▸ **Given problem**
Extract all of the entries below, reproducing each line unchanged.

** Start Material provided **

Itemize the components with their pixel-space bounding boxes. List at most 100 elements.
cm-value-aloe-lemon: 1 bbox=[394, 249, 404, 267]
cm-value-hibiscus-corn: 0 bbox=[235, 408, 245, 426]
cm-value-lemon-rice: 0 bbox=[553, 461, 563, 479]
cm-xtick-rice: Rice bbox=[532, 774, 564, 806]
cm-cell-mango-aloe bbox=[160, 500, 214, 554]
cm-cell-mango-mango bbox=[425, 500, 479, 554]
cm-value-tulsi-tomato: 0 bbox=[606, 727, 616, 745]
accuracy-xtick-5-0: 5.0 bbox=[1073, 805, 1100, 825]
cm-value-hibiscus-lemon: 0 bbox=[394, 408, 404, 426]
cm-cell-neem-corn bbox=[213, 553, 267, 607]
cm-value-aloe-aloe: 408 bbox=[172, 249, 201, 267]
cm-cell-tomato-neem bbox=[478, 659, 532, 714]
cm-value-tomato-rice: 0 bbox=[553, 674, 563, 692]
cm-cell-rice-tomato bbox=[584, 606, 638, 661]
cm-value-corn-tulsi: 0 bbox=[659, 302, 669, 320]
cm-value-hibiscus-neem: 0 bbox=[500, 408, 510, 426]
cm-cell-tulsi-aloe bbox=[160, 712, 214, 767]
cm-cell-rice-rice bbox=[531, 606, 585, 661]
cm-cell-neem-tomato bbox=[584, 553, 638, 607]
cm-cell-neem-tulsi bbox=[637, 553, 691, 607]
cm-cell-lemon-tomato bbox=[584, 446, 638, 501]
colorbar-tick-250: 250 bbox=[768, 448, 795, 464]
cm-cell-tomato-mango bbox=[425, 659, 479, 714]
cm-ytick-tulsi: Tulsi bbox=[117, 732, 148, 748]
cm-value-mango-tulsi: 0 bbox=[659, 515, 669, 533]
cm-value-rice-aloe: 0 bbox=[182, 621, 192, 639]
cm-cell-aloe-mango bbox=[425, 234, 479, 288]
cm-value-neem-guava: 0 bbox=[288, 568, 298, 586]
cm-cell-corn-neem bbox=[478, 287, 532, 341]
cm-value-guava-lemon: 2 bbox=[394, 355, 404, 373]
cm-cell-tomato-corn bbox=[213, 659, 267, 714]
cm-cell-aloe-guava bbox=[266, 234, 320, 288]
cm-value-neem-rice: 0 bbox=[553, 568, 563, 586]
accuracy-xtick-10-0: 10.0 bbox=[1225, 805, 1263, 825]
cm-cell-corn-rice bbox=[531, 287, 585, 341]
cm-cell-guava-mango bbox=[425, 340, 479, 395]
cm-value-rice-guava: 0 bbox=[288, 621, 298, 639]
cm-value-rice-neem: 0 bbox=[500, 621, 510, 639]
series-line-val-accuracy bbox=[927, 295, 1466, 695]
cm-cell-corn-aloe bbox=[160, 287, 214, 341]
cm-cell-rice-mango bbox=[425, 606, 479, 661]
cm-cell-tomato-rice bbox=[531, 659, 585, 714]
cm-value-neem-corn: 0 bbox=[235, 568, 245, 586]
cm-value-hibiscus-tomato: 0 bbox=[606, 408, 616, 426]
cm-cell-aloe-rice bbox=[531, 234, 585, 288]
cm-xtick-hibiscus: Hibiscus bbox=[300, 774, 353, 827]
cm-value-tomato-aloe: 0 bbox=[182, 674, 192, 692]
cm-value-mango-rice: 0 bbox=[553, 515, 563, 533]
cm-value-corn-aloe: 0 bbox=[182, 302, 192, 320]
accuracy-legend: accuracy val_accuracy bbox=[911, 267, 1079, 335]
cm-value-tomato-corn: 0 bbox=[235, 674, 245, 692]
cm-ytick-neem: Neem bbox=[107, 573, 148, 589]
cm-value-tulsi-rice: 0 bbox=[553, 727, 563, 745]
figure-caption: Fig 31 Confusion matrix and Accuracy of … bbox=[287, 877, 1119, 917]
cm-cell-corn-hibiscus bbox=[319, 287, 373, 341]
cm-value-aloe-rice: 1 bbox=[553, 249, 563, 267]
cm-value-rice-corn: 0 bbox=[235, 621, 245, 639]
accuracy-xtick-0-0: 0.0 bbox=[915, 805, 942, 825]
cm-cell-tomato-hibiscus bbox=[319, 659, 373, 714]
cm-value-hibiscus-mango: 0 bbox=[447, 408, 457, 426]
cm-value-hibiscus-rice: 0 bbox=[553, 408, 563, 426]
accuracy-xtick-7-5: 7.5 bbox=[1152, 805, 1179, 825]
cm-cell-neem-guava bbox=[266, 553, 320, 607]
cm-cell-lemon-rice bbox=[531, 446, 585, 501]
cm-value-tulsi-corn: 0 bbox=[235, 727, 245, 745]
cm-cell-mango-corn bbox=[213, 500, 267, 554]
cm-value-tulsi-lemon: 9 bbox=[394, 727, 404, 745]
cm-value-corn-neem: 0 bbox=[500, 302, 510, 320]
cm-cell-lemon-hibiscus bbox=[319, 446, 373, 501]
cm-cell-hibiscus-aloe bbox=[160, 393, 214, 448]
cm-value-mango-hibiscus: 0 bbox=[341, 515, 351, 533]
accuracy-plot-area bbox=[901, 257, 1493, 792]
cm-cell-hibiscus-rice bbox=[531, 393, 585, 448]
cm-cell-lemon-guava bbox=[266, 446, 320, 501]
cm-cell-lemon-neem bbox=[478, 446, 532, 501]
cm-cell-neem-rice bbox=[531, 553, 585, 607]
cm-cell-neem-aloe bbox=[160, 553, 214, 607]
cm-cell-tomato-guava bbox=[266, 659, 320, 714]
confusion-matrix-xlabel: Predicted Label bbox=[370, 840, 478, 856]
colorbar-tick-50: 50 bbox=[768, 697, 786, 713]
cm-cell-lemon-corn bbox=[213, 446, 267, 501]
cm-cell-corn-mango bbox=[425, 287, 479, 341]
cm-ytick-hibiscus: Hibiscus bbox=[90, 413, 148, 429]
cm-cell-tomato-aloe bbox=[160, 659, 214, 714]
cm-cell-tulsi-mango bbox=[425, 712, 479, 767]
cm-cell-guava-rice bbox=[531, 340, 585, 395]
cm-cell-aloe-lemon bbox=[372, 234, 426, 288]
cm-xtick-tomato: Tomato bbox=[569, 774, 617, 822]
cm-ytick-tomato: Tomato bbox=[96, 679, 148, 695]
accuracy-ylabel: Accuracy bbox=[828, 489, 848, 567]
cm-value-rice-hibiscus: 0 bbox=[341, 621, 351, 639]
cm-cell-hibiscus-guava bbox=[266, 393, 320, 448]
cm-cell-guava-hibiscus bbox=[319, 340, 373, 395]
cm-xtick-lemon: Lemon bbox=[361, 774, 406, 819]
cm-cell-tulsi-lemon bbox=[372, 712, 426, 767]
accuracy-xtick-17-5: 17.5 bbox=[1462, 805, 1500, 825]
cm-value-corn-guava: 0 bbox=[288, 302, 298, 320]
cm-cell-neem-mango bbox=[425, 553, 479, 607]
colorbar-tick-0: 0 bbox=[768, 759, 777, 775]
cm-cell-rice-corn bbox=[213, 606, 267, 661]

** End Material provided **

▸ **Solution to this problem**
Itemize the components with their pixel-space bounding boxes. List at most 100 elements.
cm-value-aloe-lemon: 1 bbox=[394, 249, 404, 267]
cm-value-hibiscus-corn: 0 bbox=[235, 408, 245, 426]
cm-value-lemon-rice: 0 bbox=[553, 461, 563, 479]
cm-xtick-rice: Rice bbox=[532, 774, 564, 806]
cm-cell-mango-aloe bbox=[160, 500, 214, 554]
cm-cell-mango-mango bbox=[425, 500, 479, 554]
cm-value-tulsi-tomato: 0 bbox=[606, 727, 616, 745]
accuracy-xtick-5-0: 5.0 bbox=[1073, 805, 1100, 825]
cm-value-hibiscus-lemon: 0 bbox=[394, 408, 404, 426]
cm-cell-neem-corn bbox=[213, 553, 267, 607]
cm-value-aloe-aloe: 408 bbox=[172, 249, 201, 267]
cm-cell-tomato-neem bbox=[478, 659, 532, 714]
cm-value-tomato-rice: 0 bbox=[553, 674, 563, 692]
cm-cell-rice-tomato bbox=[584, 606, 638, 661]
cm-value-corn-tulsi: 0 bbox=[659, 302, 669, 320]
cm-value-hibiscus-neem: 0 bbox=[500, 408, 510, 426]
cm-cell-tulsi-aloe bbox=[160, 712, 214, 767]
cm-cell-rice-rice bbox=[531, 606, 585, 661]
cm-cell-neem-tomato bbox=[584, 553, 638, 607]
cm-cell-neem-tulsi bbox=[637, 553, 691, 607]
cm-cell-lemon-tomato bbox=[584, 446, 638, 501]
colorbar-tick-250: 250 bbox=[768, 448, 795, 464]
cm-cell-tomato-mango bbox=[425, 659, 479, 714]
cm-ytick-tulsi: Tulsi bbox=[117, 732, 148, 748]
cm-value-mango-tulsi: 0 bbox=[659, 515, 669, 533]
cm-value-rice-aloe: 0 bbox=[182, 621, 192, 639]
cm-cell-aloe-mango bbox=[425, 234, 479, 288]
cm-value-neem-guava: 0 bbox=[288, 568, 298, 586]
cm-cell-corn-neem bbox=[478, 287, 532, 341]
cm-value-guava-lemon: 2 bbox=[394, 355, 404, 373]
cm-cell-tomato-corn bbox=[213, 659, 267, 714]
cm-cell-aloe-guava bbox=[266, 234, 320, 288]
cm-value-neem-rice: 0 bbox=[553, 568, 563, 586]
accuracy-xtick-10-0: 10.0 bbox=[1225, 805, 1263, 825]
cm-cell-corn-rice bbox=[531, 287, 585, 341]
cm-cell-guava-mango bbox=[425, 340, 479, 395]
cm-value-rice-guava: 0 bbox=[288, 621, 298, 639]
cm-value-rice-neem: 0 bbox=[500, 621, 510, 639]
series-line-val-accuracy bbox=[927, 295, 1466, 695]
cm-cell-corn-aloe bbox=[160, 287, 214, 341]
cm-cell-rice-mango bbox=[425, 606, 479, 661]
cm-cell-tomato-rice bbox=[531, 659, 585, 714]
cm-value-neem-corn: 0 bbox=[235, 568, 245, 586]
cm-value-hibiscus-tomato: 0 bbox=[606, 408, 616, 426]
cm-cell-aloe-rice bbox=[531, 234, 585, 288]
cm-xtick-hibiscus: Hibiscus bbox=[300, 774, 353, 827]
cm-value-tomato-aloe: 0 bbox=[182, 674, 192, 692]
cm-value-mango-rice: 0 bbox=[553, 515, 563, 533]
cm-value-corn-aloe: 0 bbox=[182, 302, 192, 320]
accuracy-legend: accuracy val_accuracy bbox=[911, 267, 1079, 335]
cm-value-tomato-corn: 0 bbox=[235, 674, 245, 692]
cm-ytick-neem: Neem bbox=[107, 573, 148, 589]
cm-value-tulsi-rice: 0 bbox=[553, 727, 563, 745]
figure-caption: Fig 31 Confusion matrix and Accuracy of … bbox=[287, 877, 1119, 917]
cm-cell-corn-hibiscus bbox=[319, 287, 373, 341]
cm-value-aloe-rice: 1 bbox=[553, 249, 563, 267]
cm-value-rice-corn: 0 bbox=[235, 621, 245, 639]
accuracy-xtick-0-0: 0.0 bbox=[915, 805, 942, 825]
cm-cell-tomato-hibiscus bbox=[319, 659, 373, 714]
cm-value-hibiscus-mango: 0 bbox=[447, 408, 457, 426]
cm-value-hibiscus-rice: 0 bbox=[553, 408, 563, 426]
accuracy-xtick-7-5: 7.5 bbox=[1152, 805, 1179, 825]
cm-cell-neem-guava bbox=[266, 553, 320, 607]
cm-cell-lemon-rice bbox=[531, 446, 585, 501]
cm-value-tulsi-corn: 0 bbox=[235, 727, 245, 745]
cm-cell-mango-corn bbox=[213, 500, 267, 554]
cm-value-tulsi-lemon: 9 bbox=[394, 727, 404, 745]
cm-value-corn-neem: 0 bbox=[500, 302, 510, 320]
cm-cell-lemon-hibiscus bbox=[319, 446, 373, 501]
cm-cell-hibiscus-aloe bbox=[160, 393, 214, 448]
cm-value-mango-hibiscus: 0 bbox=[341, 515, 351, 533]
accuracy-plot-area bbox=[901, 257, 1493, 792]
cm-cell-hibiscus-rice bbox=[531, 393, 585, 448]
cm-cell-lemon-guava bbox=[266, 446, 320, 501]
cm-cell-lemon-neem bbox=[478, 446, 532, 501]
cm-cell-neem-rice bbox=[531, 553, 585, 607]
cm-cell-neem-aloe bbox=[160, 553, 214, 607]
cm-cell-tomato-guava bbox=[266, 659, 320, 714]
confusion-matrix-xlabel: Predicted Label bbox=[370, 840, 478, 856]
colorbar-tick-50: 50 bbox=[768, 697, 786, 713]
cm-cell-lemon-corn bbox=[213, 446, 267, 501]
cm-cell-corn-mango bbox=[425, 287, 479, 341]
cm-ytick-hibiscus: Hibiscus bbox=[90, 413, 148, 429]
cm-cell-tomato-aloe bbox=[160, 659, 214, 714]
cm-cell-tulsi-mango bbox=[425, 712, 479, 767]
cm-cell-guava-rice bbox=[531, 340, 585, 395]
cm-cell-aloe-lemon bbox=[372, 234, 426, 288]
cm-xtick-tomato: Tomato bbox=[569, 774, 617, 822]
cm-ytick-tomato: Tomato bbox=[96, 679, 148, 695]
accuracy-ylabel: Accuracy bbox=[828, 489, 848, 567]
cm-value-rice-hibiscus: 0 bbox=[341, 621, 351, 639]
cm-cell-hibiscus-guava bbox=[266, 393, 320, 448]
cm-cell-guava-hibiscus bbox=[319, 340, 373, 395]
cm-xtick-lemon: Lemon bbox=[361, 774, 406, 819]
cm-cell-tulsi-lemon bbox=[372, 712, 426, 767]
accuracy-xtick-17-5: 17.5 bbox=[1462, 805, 1500, 825]
cm-value-corn-guava: 0 bbox=[288, 302, 298, 320]
cm-cell-neem-mango bbox=[425, 553, 479, 607]
colorbar-tick-0: 0 bbox=[768, 759, 777, 775]
cm-cell-rice-corn bbox=[213, 606, 267, 661]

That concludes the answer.